## [Information provided]

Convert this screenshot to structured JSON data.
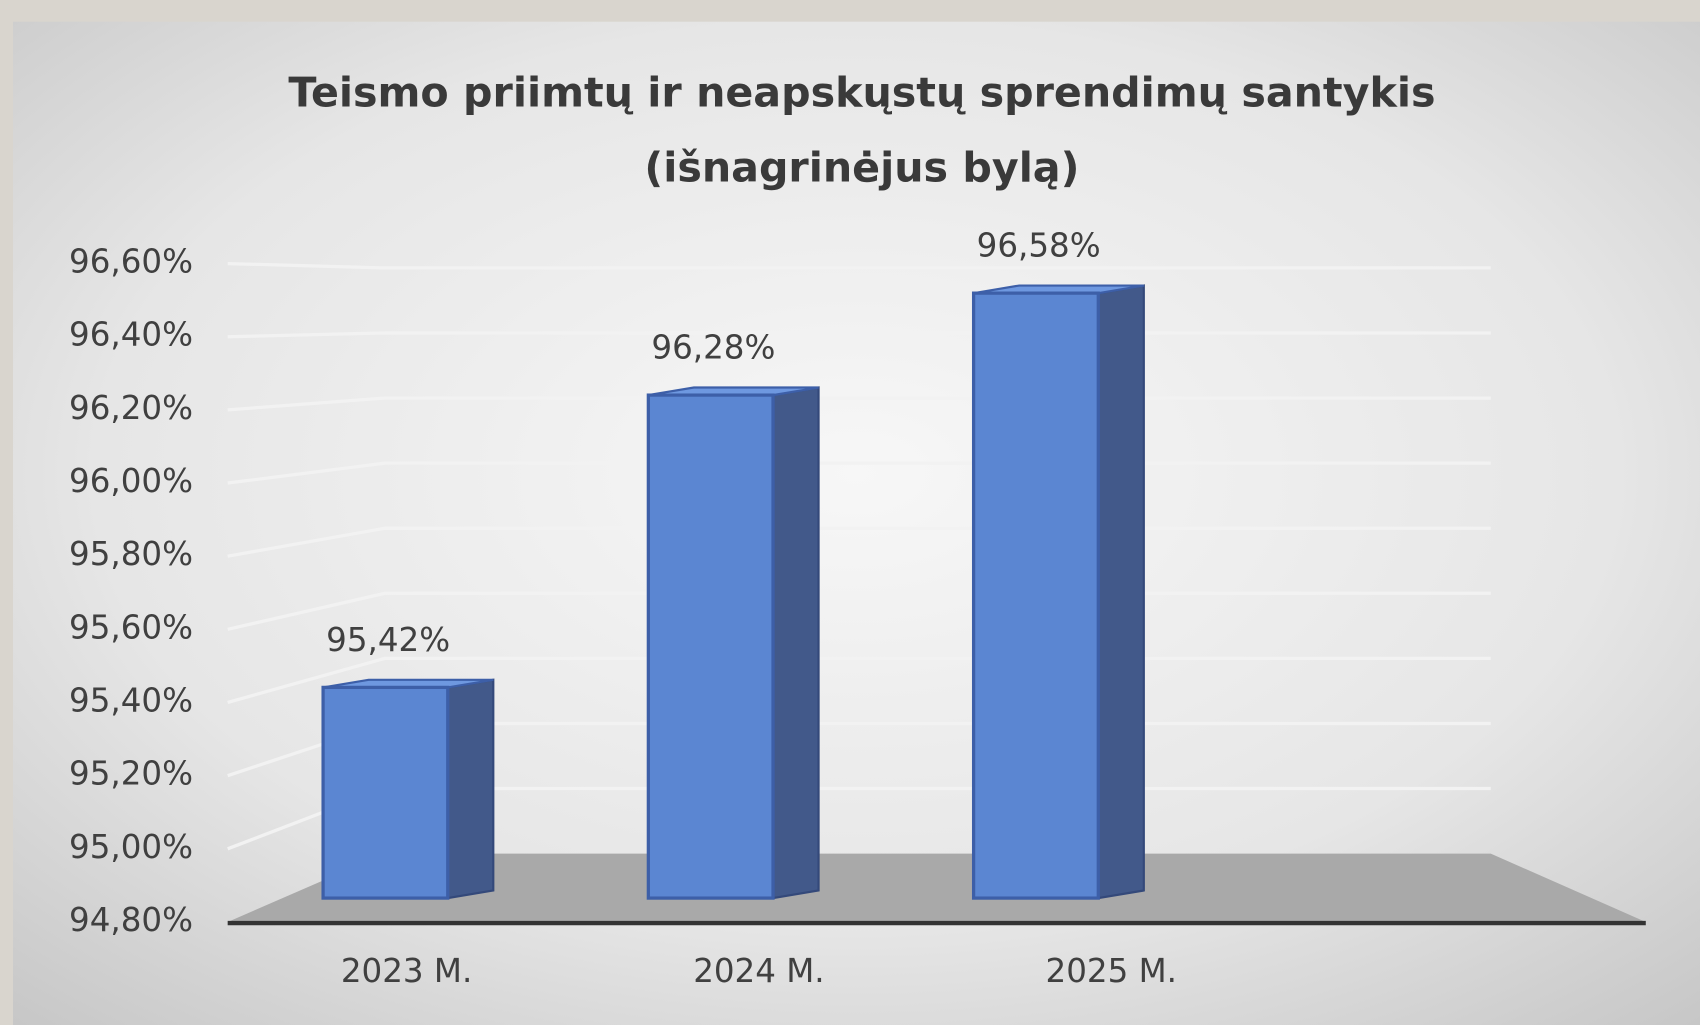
{
  "chart_data": {
    "type": "bar3d",
    "title": [
      "Teismo priimtų ir neapskųstų sprendimų santykis",
      "(išnagrinėjus bylą)"
    ],
    "categories": [
      "2023 M.",
      "2024 M.",
      "2025 M."
    ],
    "values": [
      95.42,
      96.28,
      96.58
    ],
    "value_labels": [
      "95,42%",
      "96,28%",
      "96,58%"
    ],
    "color": "#5b86d2",
    "ylim": [
      94.8,
      96.6
    ],
    "yticks": [
      {
        "value": 94.8,
        "label": "94,80%"
      },
      {
        "value": 95.0,
        "label": "95,00%"
      },
      {
        "value": 95.2,
        "label": "95,20%"
      },
      {
        "value": 95.4,
        "label": "95,40%"
      },
      {
        "value": 95.6,
        "label": "95,60%"
      },
      {
        "value": 95.8,
        "label": "95,80%"
      },
      {
        "value": 96.0,
        "label": "96,00%"
      },
      {
        "value": 96.2,
        "label": "96,20%"
      },
      {
        "value": 96.4,
        "label": "96,40%"
      },
      {
        "value": 96.6,
        "label": "96,60%"
      }
    ],
    "grid": true
  }
}
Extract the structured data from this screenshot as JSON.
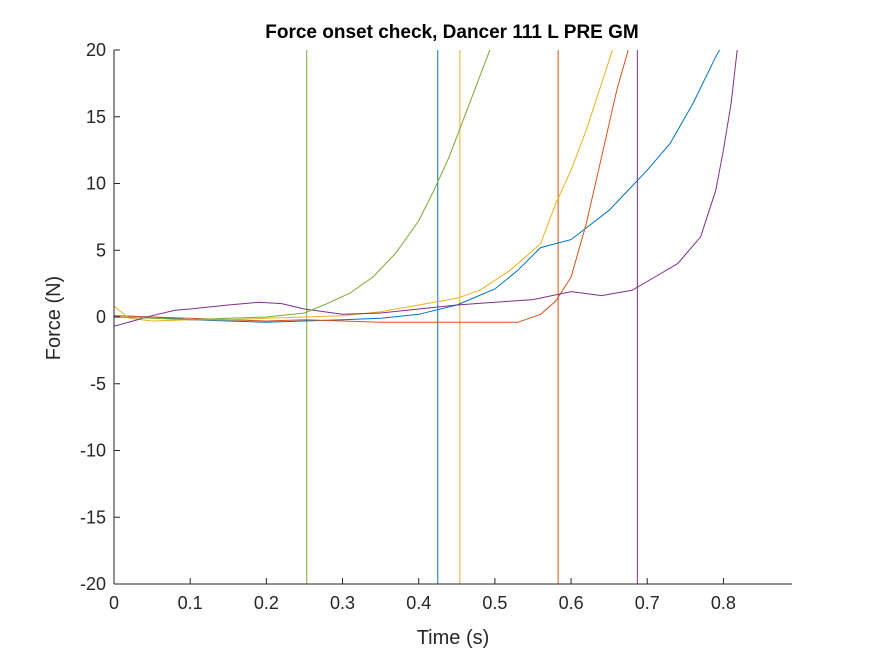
{
  "chart_data": {
    "type": "line",
    "title": "Force onset check, Dancer 111 L PRE GM",
    "xlabel": "Time (s)",
    "ylabel": "Force (N)",
    "xlim": [
      0,
      0.89
    ],
    "ylim": [
      -20,
      20
    ],
    "xticks": [
      0,
      0.1,
      0.2,
      0.3,
      0.4,
      0.5,
      0.6,
      0.7,
      0.8
    ],
    "xtick_labels": [
      "0",
      "0.1",
      "0.2",
      "0.3",
      "0.4",
      "0.5",
      "0.6",
      "0.7",
      "0.8"
    ],
    "yticks": [
      -20,
      -15,
      -10,
      -5,
      0,
      5,
      10,
      15,
      20
    ],
    "ytick_labels": [
      "-20",
      "-15",
      "-10",
      "-5",
      "0",
      "5",
      "10",
      "15",
      "20"
    ],
    "grid": false,
    "legend": "none",
    "series": [
      {
        "color": "#0072BD",
        "x": [
          0,
          0.05,
          0.1,
          0.15,
          0.2,
          0.25,
          0.3,
          0.35,
          0.4,
          0.45,
          0.5,
          0.53,
          0.56,
          0.6,
          0.65,
          0.7,
          0.73,
          0.76,
          0.79,
          0.8
        ],
        "y": [
          0.1,
          0.0,
          -0.2,
          -0.3,
          -0.4,
          -0.3,
          -0.2,
          -0.1,
          0.2,
          0.9,
          2.1,
          3.5,
          5.2,
          5.8,
          8.0,
          11.0,
          13.0,
          16.0,
          19.5,
          20.5
        ]
      },
      {
        "color": "#D95319",
        "x": [
          0,
          0.05,
          0.1,
          0.15,
          0.2,
          0.25,
          0.3,
          0.35,
          0.4,
          0.45,
          0.5,
          0.53,
          0.56,
          0.58,
          0.6,
          0.62,
          0.64,
          0.66,
          0.68
        ],
        "y": [
          0.1,
          0.0,
          -0.1,
          -0.2,
          -0.3,
          -0.2,
          -0.3,
          -0.4,
          -0.4,
          -0.4,
          -0.4,
          -0.4,
          0.2,
          1.2,
          3.0,
          7.0,
          12.0,
          17.0,
          21.0
        ]
      },
      {
        "color": "#EDB120",
        "x": [
          0,
          0.02,
          0.05,
          0.1,
          0.15,
          0.2,
          0.25,
          0.3,
          0.35,
          0.4,
          0.45,
          0.48,
          0.52,
          0.56,
          0.58,
          0.6,
          0.62,
          0.64,
          0.66
        ],
        "y": [
          0.8,
          -0.1,
          -0.3,
          -0.2,
          -0.2,
          -0.1,
          0.0,
          0.1,
          0.4,
          0.9,
          1.4,
          2.0,
          3.5,
          5.5,
          8.5,
          11.0,
          14.0,
          17.5,
          21.0
        ]
      },
      {
        "color": "#7E2F8E",
        "x": [
          0,
          0.05,
          0.08,
          0.1,
          0.15,
          0.19,
          0.22,
          0.25,
          0.3,
          0.35,
          0.4,
          0.45,
          0.5,
          0.55,
          0.6,
          0.64,
          0.68,
          0.71,
          0.74,
          0.77,
          0.79,
          0.8,
          0.81,
          0.82
        ],
        "y": [
          -0.7,
          0.1,
          0.5,
          0.6,
          0.9,
          1.1,
          1.0,
          0.6,
          0.2,
          0.3,
          0.6,
          0.9,
          1.1,
          1.3,
          1.9,
          1.6,
          2.0,
          3.0,
          4.0,
          6.0,
          9.5,
          12.5,
          16.0,
          21.0
        ]
      },
      {
        "color": "#77AC30",
        "x": [
          0,
          0.05,
          0.1,
          0.15,
          0.2,
          0.25,
          0.28,
          0.31,
          0.34,
          0.37,
          0.4,
          0.42,
          0.44,
          0.46,
          0.48,
          0.5
        ],
        "y": [
          0.0,
          -0.1,
          -0.2,
          -0.1,
          0.0,
          0.3,
          1.0,
          1.8,
          3.0,
          4.8,
          7.2,
          9.5,
          12.0,
          15.0,
          18.0,
          21.0
        ]
      }
    ],
    "vertical_lines": [
      {
        "x": 0.253,
        "color": "#77AC30"
      },
      {
        "x": 0.425,
        "color": "#0072BD"
      },
      {
        "x": 0.454,
        "color": "#EDB120"
      },
      {
        "x": 0.583,
        "color": "#D95319"
      },
      {
        "x": 0.687,
        "color": "#7E2F8E"
      }
    ]
  }
}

## [Task details]
Give the data above again in full and unchanged, skipping the pictures.

## [Result below]
Convert this screenshot to structured JSON data.
{
  "chart_data": {
    "type": "bar3d",
    "title": [
      "Teismo priimtų ir neapskųstų sprendimų santykis",
      "(išnagrinėjus bylą)"
    ],
    "categories": [
      "2023 M.",
      "2024 M.",
      "2025 M."
    ],
    "values": [
      95.42,
      96.28,
      96.58
    ],
    "value_labels": [
      "95,42%",
      "96,28%",
      "96,58%"
    ],
    "color": "#5b86d2",
    "ylim": [
      94.8,
      96.6
    ],
    "yticks": [
      {
        "value": 94.8,
        "label": "94,80%"
      },
      {
        "value": 95.0,
        "label": "95,00%"
      },
      {
        "value": 95.2,
        "label": "95,20%"
      },
      {
        "value": 95.4,
        "label": "95,40%"
      },
      {
        "value": 95.6,
        "label": "95,60%"
      },
      {
        "value": 95.8,
        "label": "95,80%"
      },
      {
        "value": 96.0,
        "label": "96,00%"
      },
      {
        "value": 96.2,
        "label": "96,20%"
      },
      {
        "value": 96.4,
        "label": "96,40%"
      },
      {
        "value": 96.6,
        "label": "96,60%"
      }
    ],
    "grid": true
  }
}
Extract the structured data from this screenshot as JSON.
{
  "chart_data": {
    "type": "line",
    "title": "Force onset check, Dancer 111 L PRE GM",
    "xlabel": "Time (s)",
    "ylabel": "Force (N)",
    "xlim": [
      0,
      0.89
    ],
    "ylim": [
      -20,
      20
    ],
    "xticks": [
      0,
      0.1,
      0.2,
      0.3,
      0.4,
      0.5,
      0.6,
      0.7,
      0.8
    ],
    "xtick_labels": [
      "0",
      "0.1",
      "0.2",
      "0.3",
      "0.4",
      "0.5",
      "0.6",
      "0.7",
      "0.8"
    ],
    "yticks": [
      -20,
      -15,
      -10,
      -5,
      0,
      5,
      10,
      15,
      20
    ],
    "ytick_labels": [
      "-20",
      "-15",
      "-10",
      "-5",
      "0",
      "5",
      "10",
      "15",
      "20"
    ],
    "grid": false,
    "legend": "none",
    "series": [
      {
        "color": "#0072BD",
        "x": [
          0,
          0.05,
          0.1,
          0.15,
          0.2,
          0.25,
          0.3,
          0.35,
          0.4,
          0.45,
          0.5,
          0.53,
          0.56,
          0.6,
          0.65,
          0.7,
          0.73,
          0.76,
          0.79,
          0.8
        ],
        "y": [
          0.1,
          0.0,
          -0.2,
          -0.3,
          -0.4,
          -0.3,
          -0.2,
          -0.1,
          0.2,
          0.9,
          2.1,
          3.5,
          5.2,
          5.8,
          8.0,
          11.0,
          13.0,
          16.0,
          19.5,
          20.5
        ]
      },
      {
        "color": "#D95319",
        "x": [
          0,
          0.05,
          0.1,
          0.15,
          0.2,
          0.25,
          0.3,
          0.35,
          0.4,
          0.45,
          0.5,
          0.53,
          0.56,
          0.58,
          0.6,
          0.62,
          0.64,
          0.66,
          0.68
        ],
        "y": [
          0.1,
          0.0,
          -0.1,
          -0.2,
          -0.3,
          -0.2,
          -0.3,
          -0.4,
          -0.4,
          -0.4,
          -0.4,
          -0.4,
          0.2,
          1.2,
          3.0,
          7.0,
          12.0,
          17.0,
          21.0
        ]
      },
      {
        "color": "#EDB120",
        "x": [
          0,
          0.02,
          0.05,
          0.1,
          0.15,
          0.2,
          0.25,
          0.3,
          0.35,
          0.4,
          0.45,
          0.48,
          0.52,
          0.56,
          0.58,
          0.6,
          0.62,
          0.64,
          0.66
        ],
        "y": [
          0.8,
          -0.1,
          -0.3,
          -0.2,
          -0.2,
          -0.1,
          0.0,
          0.1,
          0.4,
          0.9,
          1.4,
          2.0,
          3.5,
          5.5,
          8.5,
          11.0,
          14.0,
          17.5,
          21.0
        ]
      },
      {
        "color": "#7E2F8E",
        "x": [
          0,
          0.05,
          0.08,
          0.1,
          0.15,
          0.19,
          0.22,
          0.25,
          0.3,
          0.35,
          0.4,
          0.45,
          0.5,
          0.55,
          0.6,
          0.64,
          0.68,
          0.71,
          0.74,
          0.77,
          0.79,
          0.8,
          0.81,
          0.82
        ],
        "y": [
          -0.7,
          0.1,
          0.5,
          0.6,
          0.9,
          1.1,
          1.0,
          0.6,
          0.2,
          0.3,
          0.6,
          0.9,
          1.1,
          1.3,
          1.9,
          1.6,
          2.0,
          3.0,
          4.0,
          6.0,
          9.5,
          12.5,
          16.0,
          21.0
        ]
      },
      {
        "color": "#77AC30",
        "x": [
          0,
          0.05,
          0.1,
          0.15,
          0.2,
          0.25,
          0.28,
          0.31,
          0.34,
          0.37,
          0.4,
          0.42,
          0.44,
          0.46,
          0.48,
          0.5
        ],
        "y": [
          0.0,
          -0.1,
          -0.2,
          -0.1,
          0.0,
          0.3,
          1.0,
          1.8,
          3.0,
          4.8,
          7.2,
          9.5,
          12.0,
          15.0,
          18.0,
          21.0
        ]
      }
    ],
    "vertical_lines": [
      {
        "x": 0.253,
        "color": "#77AC30"
      },
      {
        "x": 0.425,
        "color": "#0072BD"
      },
      {
        "x": 0.454,
        "color": "#EDB120"
      },
      {
        "x": 0.583,
        "color": "#D95319"
      },
      {
        "x": 0.687,
        "color": "#7E2F8E"
      }
    ]
  }
}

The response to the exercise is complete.